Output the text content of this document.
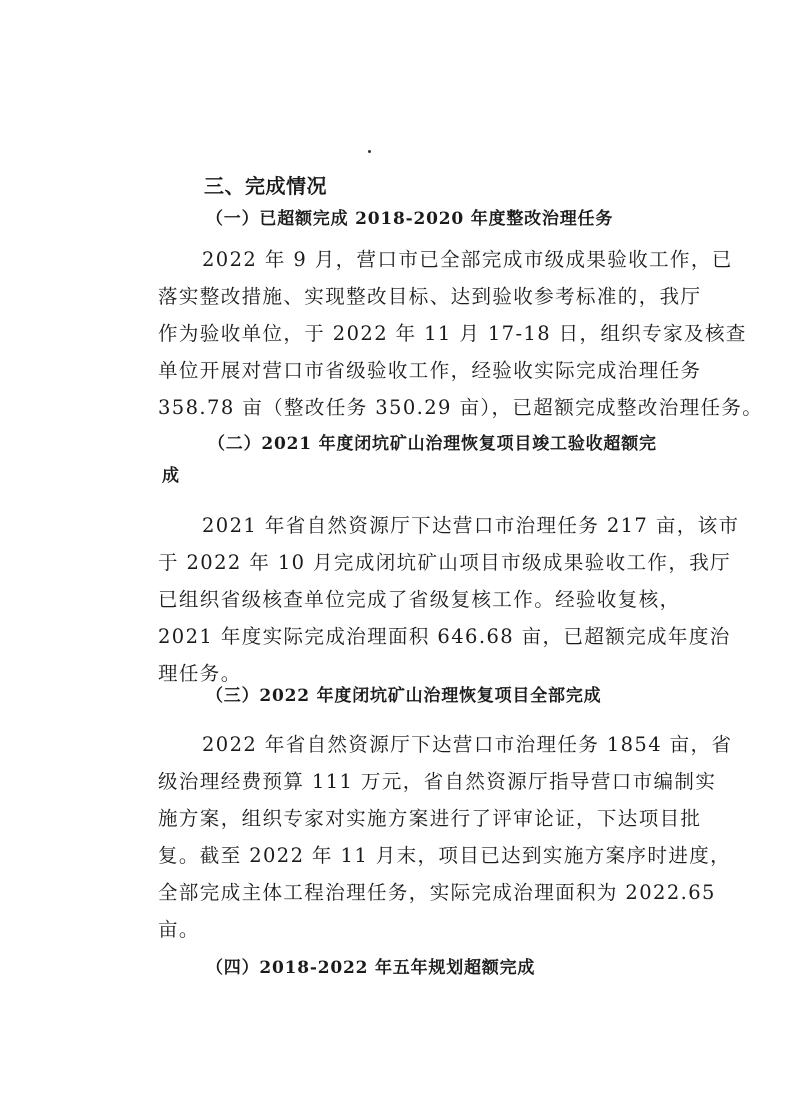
三、完成情况
（一）已超额完成 2018-2020 年度整改治理任务
2022 年 9 月，营口市已全部完成市级成果验收工作，已
落实整改措施、实现整改目标、达到验收参考标准的，我厅
作为验收单位，于 2022 年 11 月 17-18 日，组织专家及核查
单位开展对营口市省级验收工作，经验收实际完成治理任务
358.78 亩（整改任务 350.29 亩），已超额完成整改治理任务。
（二）2021 年度闭坑矿山治理恢复项目竣工验收超额完
成
2021 年省自然资源厅下达营口市治理任务 217 亩，该市
于 2022 年 10 月完成闭坑矿山项目市级成果验收工作，我厅
已组织省级核查单位完成了省级复核工作。经验收复核，
2021 年度实际完成治理面积 646.68 亩，已超额完成年度治
理任务。
（三）2022 年度闭坑矿山治理恢复项目全部完成
2022 年省自然资源厅下达营口市治理任务 1854 亩，省
级治理经费预算 111 万元，省自然资源厅指导营口市编制实
施方案，组织专家对实施方案进行了评审论证，下达项目批
复。截至 2022 年 11 月末，项目已达到实施方案序时进度，
全部完成主体工程治理任务，实际完成治理面积为 2022.65
亩。
（四）2018-2022 年五年规划超额完成
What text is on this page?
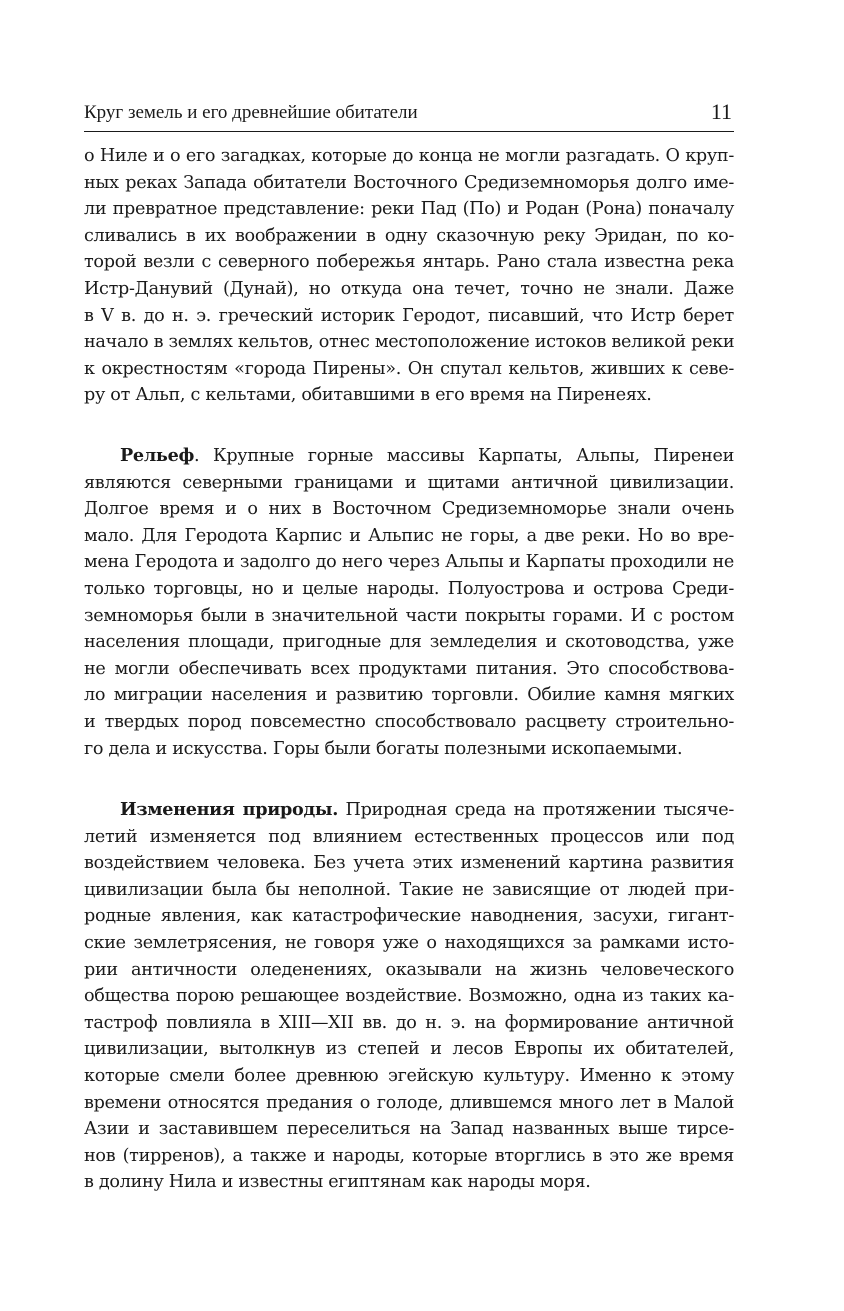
Круг земель и его древнейшие обитатели	11
о Ниле и о его загадках, которые до конца не могли разгадать. О круп-
ных реках Запада обитатели Восточного Средиземноморья долго име-
ли превратное представление: реки Пад (По) и Родан (Рона) поначалу
сливались в их воображении в одну сказочную реку Эридан, по ко-
торой везли с северного побережья янтарь. Рано стала известна река
Истр-Данувий (Дунай), но откуда она течет, точно не знали. Даже
в V в. до н. э. греческий историк Геродот, писавший, что Истр берет
начало в землях кельтов, отнес местоположение истоков великой реки
к окрестностям «города Пирены». Он спутал кельтов, живших к севе-
ру от Альп, с кельтами, обитавшими в его время на Пиренеях.
Рельеф. Крупные горные массивы Карпаты, Альпы, Пиренеи
являются северными границами и щитами античной цивилизации.
Долгое время и о них в Восточном Средиземноморье знали очень
мало. Для Геродота Карпис и Альпис не горы, а две реки. Но во вре-
мена Геродота и задолго до него через Альпы и Карпаты проходили не
только торговцы, но и целые народы. Полуострова и острова Среди-
земноморья были в значительной части покрыты горами. И с ростом
населения площади, пригодные для земледелия и скотоводства, уже
не могли обеспечивать всех продуктами питания. Это способствова-
ло миграции населения и развитию торговли. Обилие камня мягких
и твердых пород повсеместно способствовало расцвету строительно-
го дела и искусства. Горы были богаты полезными ископаемыми.
Изменения природы. Природная среда на протяжении тысяче-
летий изменяется под влиянием естественных процессов или под
воздействием человека. Без учета этих изменений картина развития
цивилизации была бы неполной. Такие не зависящие от людей при-
родные явления, как катастрофические наводнения, засухи, гигант-
ские землетрясения, не говоря уже о находящихся за рамками исто-
рии античности оледенениях, оказывали на жизнь человеческого
общества порою решающее воздействие. Возможно, одна из таких ка-
тастроф повлияла в XIII—XII вв. до н. э. на формирование античной
цивилизации, вытолкнув из степей и лесов Европы их обитателей,
которые смели более древнюю эгейскую культуру. Именно к этому
времени относятся предания о голоде, длившемся много лет в Малой
Азии и заставившем переселиться на Запад названных выше тирсе-
нов (тирренов), а также и народы, которые вторглись в это же время
в долину Нила и известны египтянам как народы моря.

|---|

→ **GIVEN TASK**
Filter the data, keeping only the lines that contain "населения".

→ **RESULT FOR THIS EXERCISE**
населения площади, пригодные для земледелия и скотоводства, уже
ло миграции населения и развитию торговли. Обилие камня мягких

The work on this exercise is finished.